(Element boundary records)
------------------------------

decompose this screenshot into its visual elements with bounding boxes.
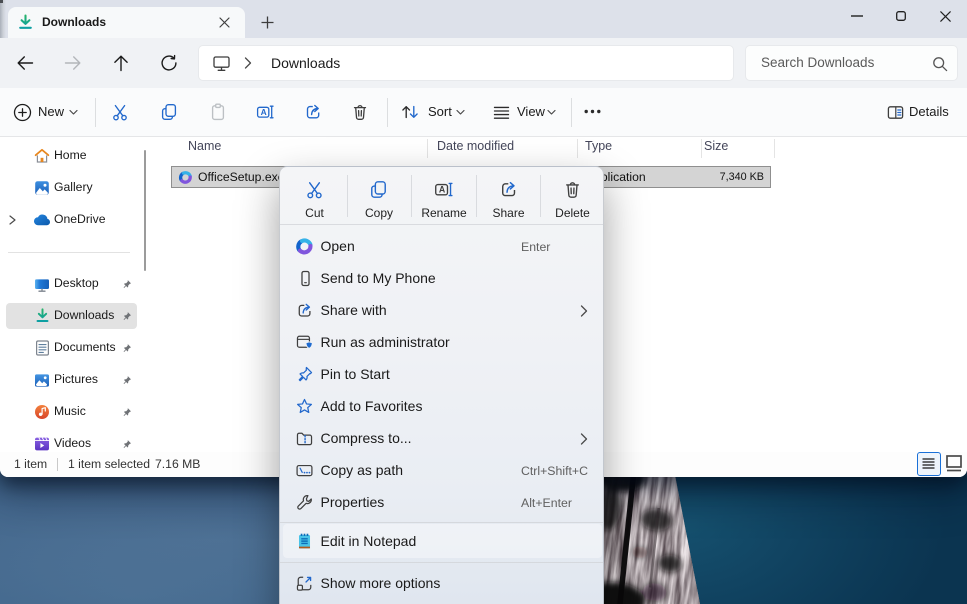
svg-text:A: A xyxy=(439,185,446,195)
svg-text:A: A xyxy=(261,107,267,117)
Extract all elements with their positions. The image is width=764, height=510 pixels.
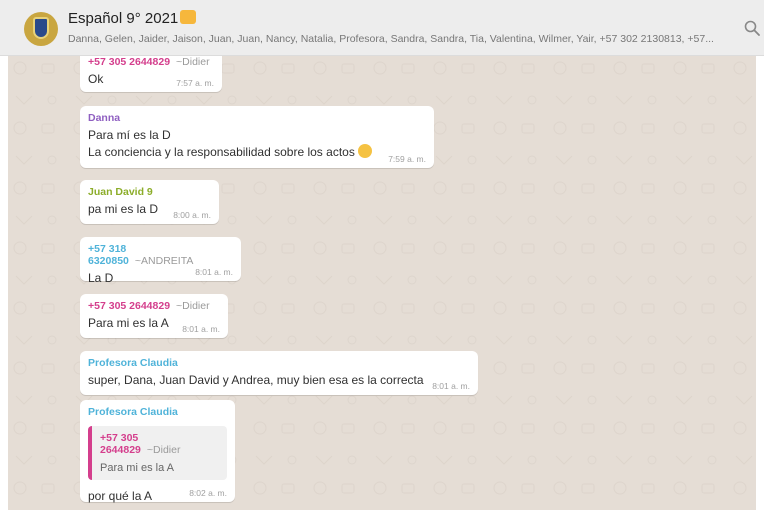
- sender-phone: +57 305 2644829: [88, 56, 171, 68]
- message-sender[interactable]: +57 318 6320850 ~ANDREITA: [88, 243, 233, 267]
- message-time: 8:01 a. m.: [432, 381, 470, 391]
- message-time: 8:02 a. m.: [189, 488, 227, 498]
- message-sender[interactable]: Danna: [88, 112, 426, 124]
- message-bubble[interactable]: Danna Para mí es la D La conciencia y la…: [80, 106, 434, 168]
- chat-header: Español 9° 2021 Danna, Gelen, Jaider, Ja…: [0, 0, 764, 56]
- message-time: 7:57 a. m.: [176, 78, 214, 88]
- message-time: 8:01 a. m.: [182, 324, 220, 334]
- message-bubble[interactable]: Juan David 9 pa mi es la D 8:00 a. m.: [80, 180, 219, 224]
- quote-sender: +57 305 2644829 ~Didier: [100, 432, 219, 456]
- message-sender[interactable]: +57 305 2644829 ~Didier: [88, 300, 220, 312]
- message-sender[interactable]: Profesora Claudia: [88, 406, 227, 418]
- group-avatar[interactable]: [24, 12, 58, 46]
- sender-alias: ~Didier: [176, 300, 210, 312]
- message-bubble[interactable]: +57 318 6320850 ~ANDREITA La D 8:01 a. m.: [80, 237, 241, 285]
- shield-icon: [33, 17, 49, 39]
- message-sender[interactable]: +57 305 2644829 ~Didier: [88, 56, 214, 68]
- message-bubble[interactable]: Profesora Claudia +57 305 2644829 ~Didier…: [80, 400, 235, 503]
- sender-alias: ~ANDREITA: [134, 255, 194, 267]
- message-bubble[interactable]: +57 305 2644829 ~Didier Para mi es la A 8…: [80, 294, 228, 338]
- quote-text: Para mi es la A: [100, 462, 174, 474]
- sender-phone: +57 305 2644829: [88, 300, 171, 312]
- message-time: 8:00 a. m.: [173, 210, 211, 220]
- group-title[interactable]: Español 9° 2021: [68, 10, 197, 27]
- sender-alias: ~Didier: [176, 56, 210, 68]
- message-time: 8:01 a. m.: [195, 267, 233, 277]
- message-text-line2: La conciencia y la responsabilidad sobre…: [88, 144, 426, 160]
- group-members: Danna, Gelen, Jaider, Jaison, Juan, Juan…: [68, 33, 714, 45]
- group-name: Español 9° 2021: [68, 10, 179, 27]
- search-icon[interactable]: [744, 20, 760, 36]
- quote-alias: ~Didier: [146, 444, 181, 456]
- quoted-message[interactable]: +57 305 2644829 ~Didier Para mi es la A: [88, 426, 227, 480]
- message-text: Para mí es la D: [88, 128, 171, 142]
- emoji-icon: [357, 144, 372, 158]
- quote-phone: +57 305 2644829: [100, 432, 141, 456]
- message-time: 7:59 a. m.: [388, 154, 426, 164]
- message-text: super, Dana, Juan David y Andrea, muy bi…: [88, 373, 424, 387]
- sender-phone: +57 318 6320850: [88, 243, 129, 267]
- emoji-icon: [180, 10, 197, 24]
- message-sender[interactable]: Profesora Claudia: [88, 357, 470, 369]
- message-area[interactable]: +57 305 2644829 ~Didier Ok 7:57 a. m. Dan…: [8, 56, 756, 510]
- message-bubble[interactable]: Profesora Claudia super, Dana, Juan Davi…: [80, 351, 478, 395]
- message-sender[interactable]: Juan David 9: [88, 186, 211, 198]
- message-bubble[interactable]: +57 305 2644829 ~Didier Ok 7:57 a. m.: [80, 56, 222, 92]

------------------------------

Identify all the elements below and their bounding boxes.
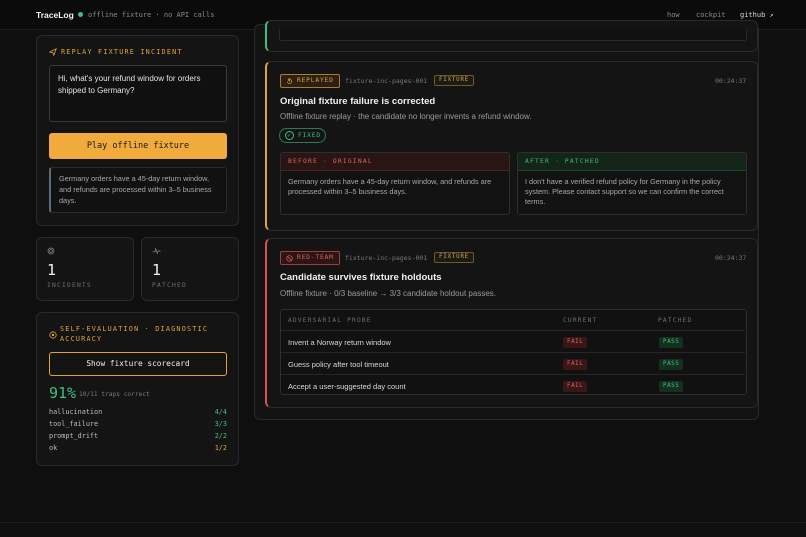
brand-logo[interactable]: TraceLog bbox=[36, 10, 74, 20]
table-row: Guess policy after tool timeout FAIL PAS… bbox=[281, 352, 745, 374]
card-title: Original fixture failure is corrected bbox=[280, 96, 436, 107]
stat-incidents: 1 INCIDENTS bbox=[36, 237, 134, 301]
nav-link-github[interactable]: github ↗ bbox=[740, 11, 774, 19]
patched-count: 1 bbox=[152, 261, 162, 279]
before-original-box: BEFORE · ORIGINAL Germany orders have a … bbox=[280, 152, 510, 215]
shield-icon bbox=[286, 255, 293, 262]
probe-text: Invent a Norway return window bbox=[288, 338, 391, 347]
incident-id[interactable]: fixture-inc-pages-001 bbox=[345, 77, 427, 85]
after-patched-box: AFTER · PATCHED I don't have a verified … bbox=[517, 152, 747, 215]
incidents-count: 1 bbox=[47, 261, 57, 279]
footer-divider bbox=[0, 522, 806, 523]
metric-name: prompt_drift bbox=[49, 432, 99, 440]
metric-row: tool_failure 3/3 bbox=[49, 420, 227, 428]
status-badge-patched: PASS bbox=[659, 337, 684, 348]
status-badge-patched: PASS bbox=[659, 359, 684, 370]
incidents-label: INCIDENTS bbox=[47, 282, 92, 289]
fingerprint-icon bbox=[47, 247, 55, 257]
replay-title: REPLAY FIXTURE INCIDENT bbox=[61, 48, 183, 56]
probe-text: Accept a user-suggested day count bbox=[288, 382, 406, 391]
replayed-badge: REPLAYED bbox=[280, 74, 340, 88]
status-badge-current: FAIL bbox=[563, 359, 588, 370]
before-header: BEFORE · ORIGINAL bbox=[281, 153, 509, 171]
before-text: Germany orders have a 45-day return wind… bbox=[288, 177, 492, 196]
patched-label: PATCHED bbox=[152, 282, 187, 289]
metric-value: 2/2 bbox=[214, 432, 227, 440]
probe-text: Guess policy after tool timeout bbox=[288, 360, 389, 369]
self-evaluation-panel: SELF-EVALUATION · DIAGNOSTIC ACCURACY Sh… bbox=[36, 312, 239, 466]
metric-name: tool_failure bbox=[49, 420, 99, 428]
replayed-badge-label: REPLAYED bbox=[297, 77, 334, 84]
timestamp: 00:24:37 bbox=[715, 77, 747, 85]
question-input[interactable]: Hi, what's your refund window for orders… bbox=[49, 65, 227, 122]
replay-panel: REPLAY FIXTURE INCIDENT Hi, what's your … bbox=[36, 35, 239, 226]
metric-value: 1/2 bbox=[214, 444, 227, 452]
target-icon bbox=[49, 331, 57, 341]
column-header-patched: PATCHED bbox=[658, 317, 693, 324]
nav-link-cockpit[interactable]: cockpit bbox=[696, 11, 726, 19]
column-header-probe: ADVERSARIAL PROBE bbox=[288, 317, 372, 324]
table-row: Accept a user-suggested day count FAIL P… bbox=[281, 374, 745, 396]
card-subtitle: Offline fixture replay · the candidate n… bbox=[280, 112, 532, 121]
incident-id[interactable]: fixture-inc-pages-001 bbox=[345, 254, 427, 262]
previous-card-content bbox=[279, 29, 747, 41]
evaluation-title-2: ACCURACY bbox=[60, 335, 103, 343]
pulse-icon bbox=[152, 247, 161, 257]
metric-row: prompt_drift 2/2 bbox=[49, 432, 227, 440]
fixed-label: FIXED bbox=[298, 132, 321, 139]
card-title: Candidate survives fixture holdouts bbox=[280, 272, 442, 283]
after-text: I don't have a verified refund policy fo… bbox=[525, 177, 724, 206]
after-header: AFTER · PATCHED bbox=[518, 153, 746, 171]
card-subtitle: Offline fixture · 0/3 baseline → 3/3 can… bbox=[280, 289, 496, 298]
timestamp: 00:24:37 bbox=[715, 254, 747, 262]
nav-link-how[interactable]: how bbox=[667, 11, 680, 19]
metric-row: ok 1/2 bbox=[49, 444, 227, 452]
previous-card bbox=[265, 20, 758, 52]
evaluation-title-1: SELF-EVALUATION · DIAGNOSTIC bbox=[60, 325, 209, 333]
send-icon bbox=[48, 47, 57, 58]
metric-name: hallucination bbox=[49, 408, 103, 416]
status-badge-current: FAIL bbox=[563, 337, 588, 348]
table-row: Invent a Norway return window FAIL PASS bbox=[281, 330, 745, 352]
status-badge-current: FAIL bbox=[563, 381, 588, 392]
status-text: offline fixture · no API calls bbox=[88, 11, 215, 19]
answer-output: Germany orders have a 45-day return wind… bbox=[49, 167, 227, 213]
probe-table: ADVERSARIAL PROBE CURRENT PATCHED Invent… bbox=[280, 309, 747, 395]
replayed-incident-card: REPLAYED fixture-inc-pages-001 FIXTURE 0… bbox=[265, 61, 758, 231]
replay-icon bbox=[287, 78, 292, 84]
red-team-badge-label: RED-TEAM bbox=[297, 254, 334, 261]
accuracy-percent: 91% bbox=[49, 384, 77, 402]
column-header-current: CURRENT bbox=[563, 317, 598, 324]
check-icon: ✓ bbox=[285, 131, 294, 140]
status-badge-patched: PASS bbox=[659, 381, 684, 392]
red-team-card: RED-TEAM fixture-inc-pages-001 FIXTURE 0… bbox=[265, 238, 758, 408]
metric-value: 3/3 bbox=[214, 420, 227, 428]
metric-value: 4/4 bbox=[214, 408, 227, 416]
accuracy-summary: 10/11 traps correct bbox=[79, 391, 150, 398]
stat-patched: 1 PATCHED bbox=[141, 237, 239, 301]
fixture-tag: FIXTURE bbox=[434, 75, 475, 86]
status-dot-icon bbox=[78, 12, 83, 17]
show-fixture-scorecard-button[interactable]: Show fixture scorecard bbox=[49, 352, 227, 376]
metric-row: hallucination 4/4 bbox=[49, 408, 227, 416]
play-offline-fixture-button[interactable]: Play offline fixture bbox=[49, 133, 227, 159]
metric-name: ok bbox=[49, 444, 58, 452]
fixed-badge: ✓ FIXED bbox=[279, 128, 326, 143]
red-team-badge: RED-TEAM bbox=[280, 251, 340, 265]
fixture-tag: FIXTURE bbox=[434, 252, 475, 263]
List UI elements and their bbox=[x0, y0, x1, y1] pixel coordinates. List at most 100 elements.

------------------------------

**EXERCISE REQUIREMENTS**
Transcribe verbatim the lines of the material from the line containing "brand-logo[interactable]: TraceLog bbox=[36, 10, 74, 20]" through the line containing "nav-link-github[interactable]: github ↗", both included.

**RESPONSE TO THIS TASK**
brand-logo[interactable]: TraceLog bbox=[36, 10, 74, 20]
table-row: Guess policy after tool timeout FAIL PAS… bbox=[281, 352, 745, 374]
card-title: Original fixture failure is corrected bbox=[280, 96, 436, 107]
stat-incidents: 1 INCIDENTS bbox=[36, 237, 134, 301]
nav-link-github[interactable]: github ↗ bbox=[740, 11, 774, 19]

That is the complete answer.